Do this: Which lines include the word "October"? Copy each of them.

Records for the exercise:
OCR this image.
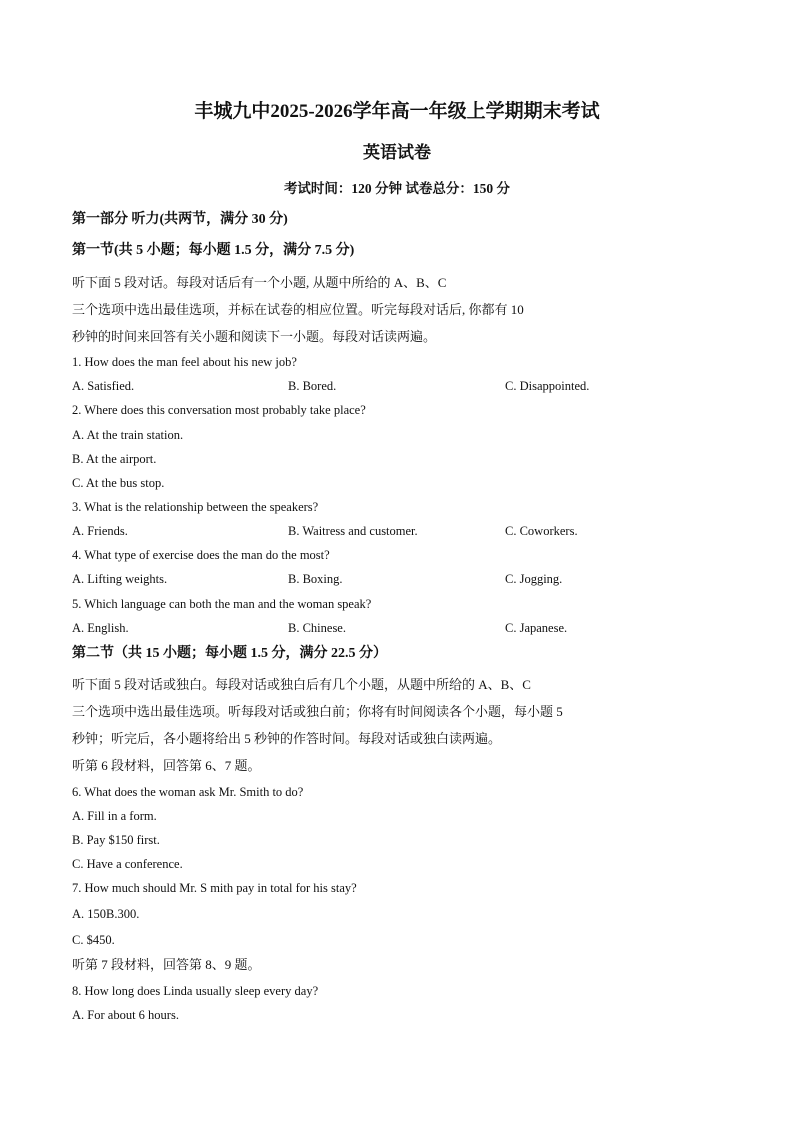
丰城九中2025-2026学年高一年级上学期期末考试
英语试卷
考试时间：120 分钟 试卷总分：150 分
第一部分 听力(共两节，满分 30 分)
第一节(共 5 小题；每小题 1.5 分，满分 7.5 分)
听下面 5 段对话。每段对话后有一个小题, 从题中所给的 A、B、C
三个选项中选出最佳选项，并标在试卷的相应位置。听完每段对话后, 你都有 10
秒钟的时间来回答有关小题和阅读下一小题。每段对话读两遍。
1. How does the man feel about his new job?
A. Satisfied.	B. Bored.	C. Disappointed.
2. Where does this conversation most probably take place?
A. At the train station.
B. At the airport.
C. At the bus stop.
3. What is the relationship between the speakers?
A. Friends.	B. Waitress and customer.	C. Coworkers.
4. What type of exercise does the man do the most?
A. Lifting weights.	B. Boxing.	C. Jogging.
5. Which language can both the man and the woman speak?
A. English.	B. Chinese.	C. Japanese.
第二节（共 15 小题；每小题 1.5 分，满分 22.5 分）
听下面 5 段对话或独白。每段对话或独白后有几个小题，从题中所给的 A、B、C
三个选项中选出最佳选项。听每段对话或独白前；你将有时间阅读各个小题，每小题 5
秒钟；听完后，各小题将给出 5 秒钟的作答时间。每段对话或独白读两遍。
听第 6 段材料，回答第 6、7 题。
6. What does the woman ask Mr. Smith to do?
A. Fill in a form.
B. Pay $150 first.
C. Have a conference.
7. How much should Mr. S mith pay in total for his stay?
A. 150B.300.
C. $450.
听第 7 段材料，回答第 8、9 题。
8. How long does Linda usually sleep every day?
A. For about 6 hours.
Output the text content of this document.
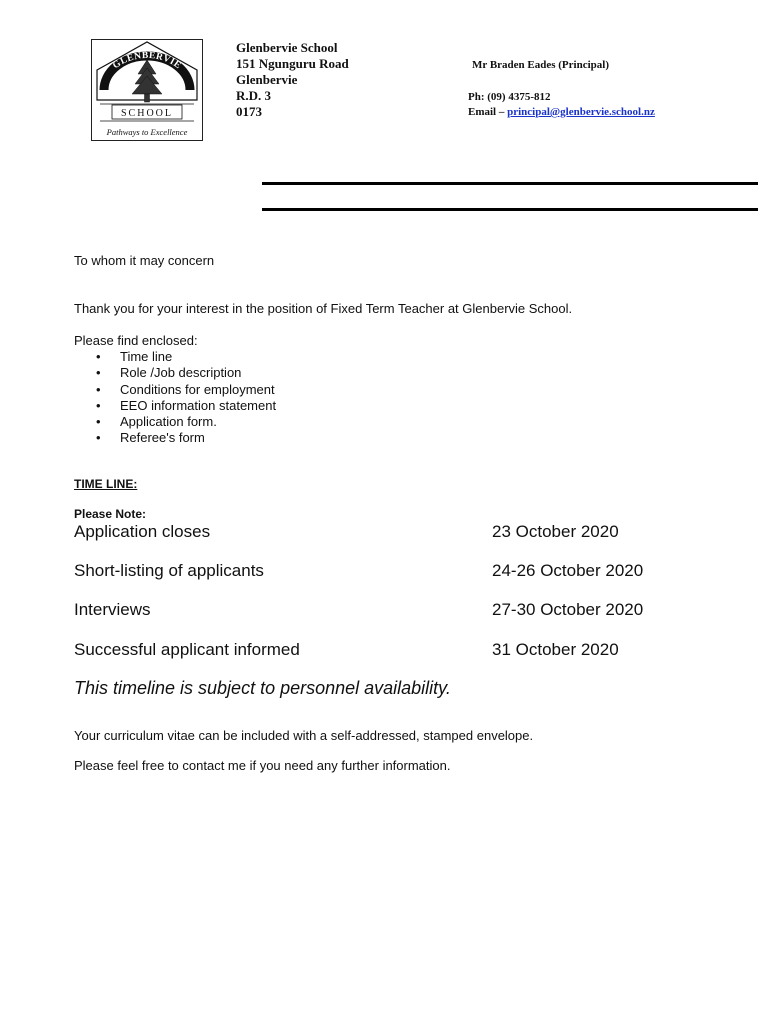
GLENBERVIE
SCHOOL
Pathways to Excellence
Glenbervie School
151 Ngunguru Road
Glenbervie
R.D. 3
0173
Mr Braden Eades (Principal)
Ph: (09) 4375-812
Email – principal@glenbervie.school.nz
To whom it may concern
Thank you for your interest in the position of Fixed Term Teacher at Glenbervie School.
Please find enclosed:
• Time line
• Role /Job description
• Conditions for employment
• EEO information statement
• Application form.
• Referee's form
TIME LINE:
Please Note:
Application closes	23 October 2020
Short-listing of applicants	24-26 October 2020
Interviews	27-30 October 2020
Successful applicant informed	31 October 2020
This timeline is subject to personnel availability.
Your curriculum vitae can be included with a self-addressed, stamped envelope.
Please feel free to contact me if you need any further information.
...
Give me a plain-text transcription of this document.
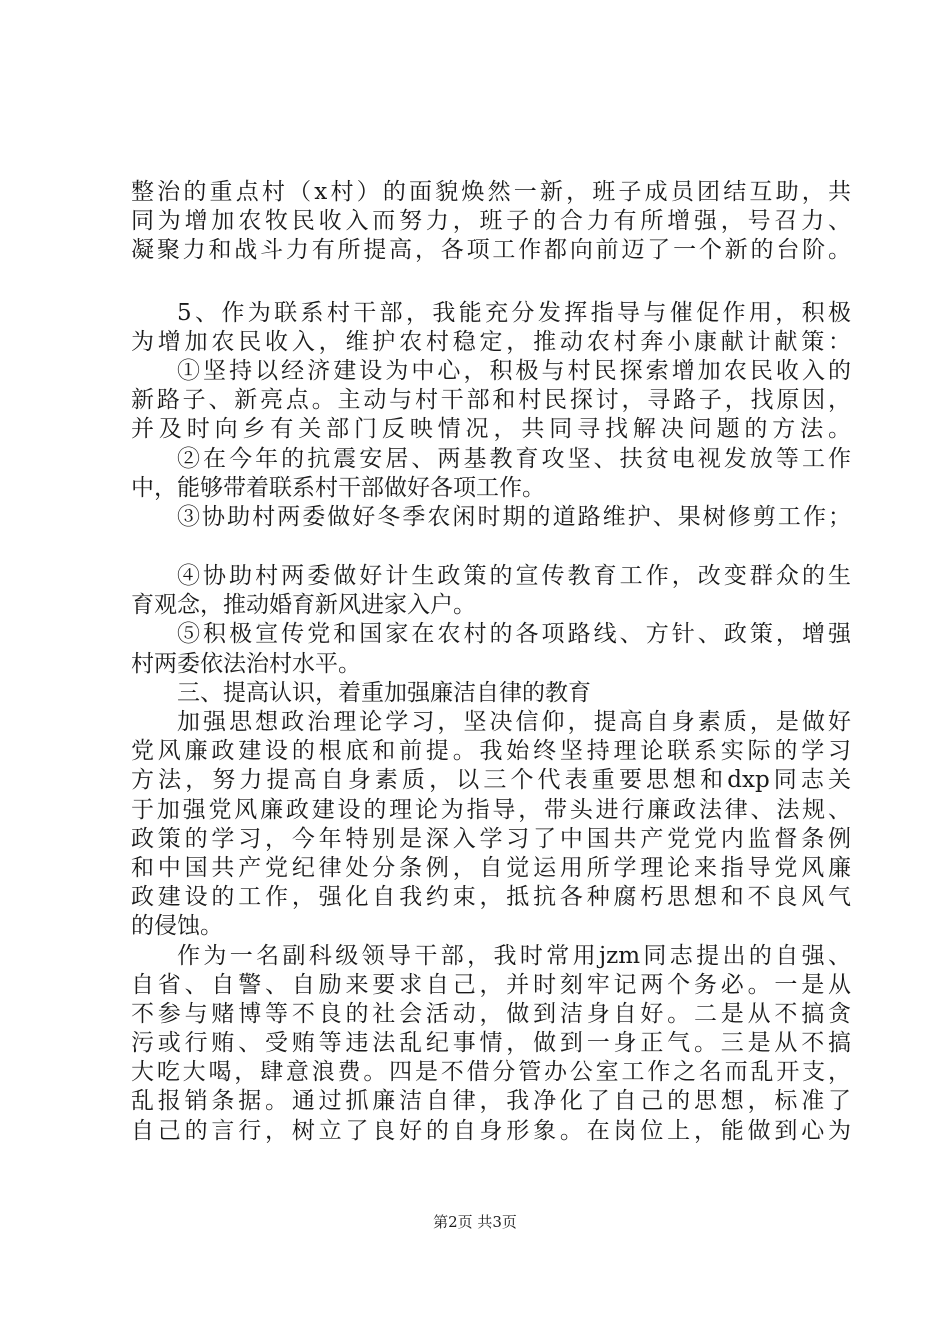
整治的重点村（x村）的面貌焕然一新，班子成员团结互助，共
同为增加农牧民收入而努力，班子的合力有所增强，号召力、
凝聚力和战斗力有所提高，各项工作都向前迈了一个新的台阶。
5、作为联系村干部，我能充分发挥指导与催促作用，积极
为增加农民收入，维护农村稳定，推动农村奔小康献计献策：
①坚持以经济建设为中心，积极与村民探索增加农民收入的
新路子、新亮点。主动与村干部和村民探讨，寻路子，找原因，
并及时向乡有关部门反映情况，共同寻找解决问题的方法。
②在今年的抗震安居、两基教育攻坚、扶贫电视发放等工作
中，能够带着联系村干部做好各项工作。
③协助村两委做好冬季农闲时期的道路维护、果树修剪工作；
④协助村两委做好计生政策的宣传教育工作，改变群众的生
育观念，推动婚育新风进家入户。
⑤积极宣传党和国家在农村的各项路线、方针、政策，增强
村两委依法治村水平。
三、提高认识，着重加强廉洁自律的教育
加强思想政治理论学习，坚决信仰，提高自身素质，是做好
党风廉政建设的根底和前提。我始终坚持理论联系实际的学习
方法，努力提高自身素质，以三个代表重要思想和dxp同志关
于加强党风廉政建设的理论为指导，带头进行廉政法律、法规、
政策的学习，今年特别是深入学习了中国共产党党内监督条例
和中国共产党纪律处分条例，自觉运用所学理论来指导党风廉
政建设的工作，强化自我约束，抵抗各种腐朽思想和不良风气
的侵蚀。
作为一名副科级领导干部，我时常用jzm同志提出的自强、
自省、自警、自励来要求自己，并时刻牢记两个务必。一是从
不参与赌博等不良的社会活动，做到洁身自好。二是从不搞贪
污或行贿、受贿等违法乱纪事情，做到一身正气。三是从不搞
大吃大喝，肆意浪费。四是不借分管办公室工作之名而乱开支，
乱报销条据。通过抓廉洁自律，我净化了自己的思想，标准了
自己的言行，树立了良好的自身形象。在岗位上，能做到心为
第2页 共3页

Output of the exercise:
Application closes	23 October 2020
Short-listing of applicants	24-26 October 2020
Interviews	27-30 October 2020
Successful applicant informed	31 October 2020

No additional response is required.